(Records from a data collection)
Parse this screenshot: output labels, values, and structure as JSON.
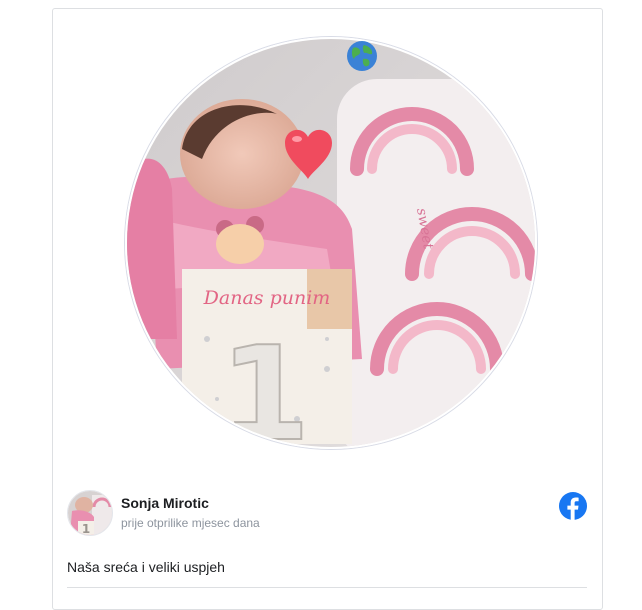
{
  "post": {
    "photo_caption": "Danas punim",
    "photo_number": "1",
    "author": "Sonja Mirotic",
    "timestamp": "prije otprilike mjesec dana",
    "text": "Naša sreća i veliki uspjeh"
  },
  "icons": {
    "globe": "globe-icon",
    "facebook": "facebook-logo-icon",
    "heart": "heart-emoji-icon"
  },
  "colors": {
    "facebook_blue": "#1877f2",
    "card_border": "#dddfe2",
    "secondary_text": "#8d949e",
    "primary_text": "#1c1e21",
    "pink": "#ea87a8"
  }
}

**WHAT IS NEEDED:** Reproduce every record above exactly, but leave out the pictures.

**OUTPUT:**
Parse this screenshot: output labels, values, and structure as JSON.
{
  "post": {
    "photo_caption": "Danas punim",
    "photo_number": "1",
    "author": "Sonja Mirotic",
    "timestamp": "prije otprilike mjesec dana",
    "text": "Naša sreća i veliki uspjeh"
  },
  "icons": {
    "globe": "globe-icon",
    "facebook": "facebook-logo-icon",
    "heart": "heart-emoji-icon"
  },
  "colors": {
    "facebook_blue": "#1877f2",
    "card_border": "#dddfe2",
    "secondary_text": "#8d949e",
    "primary_text": "#1c1e21",
    "pink": "#ea87a8"
  }
}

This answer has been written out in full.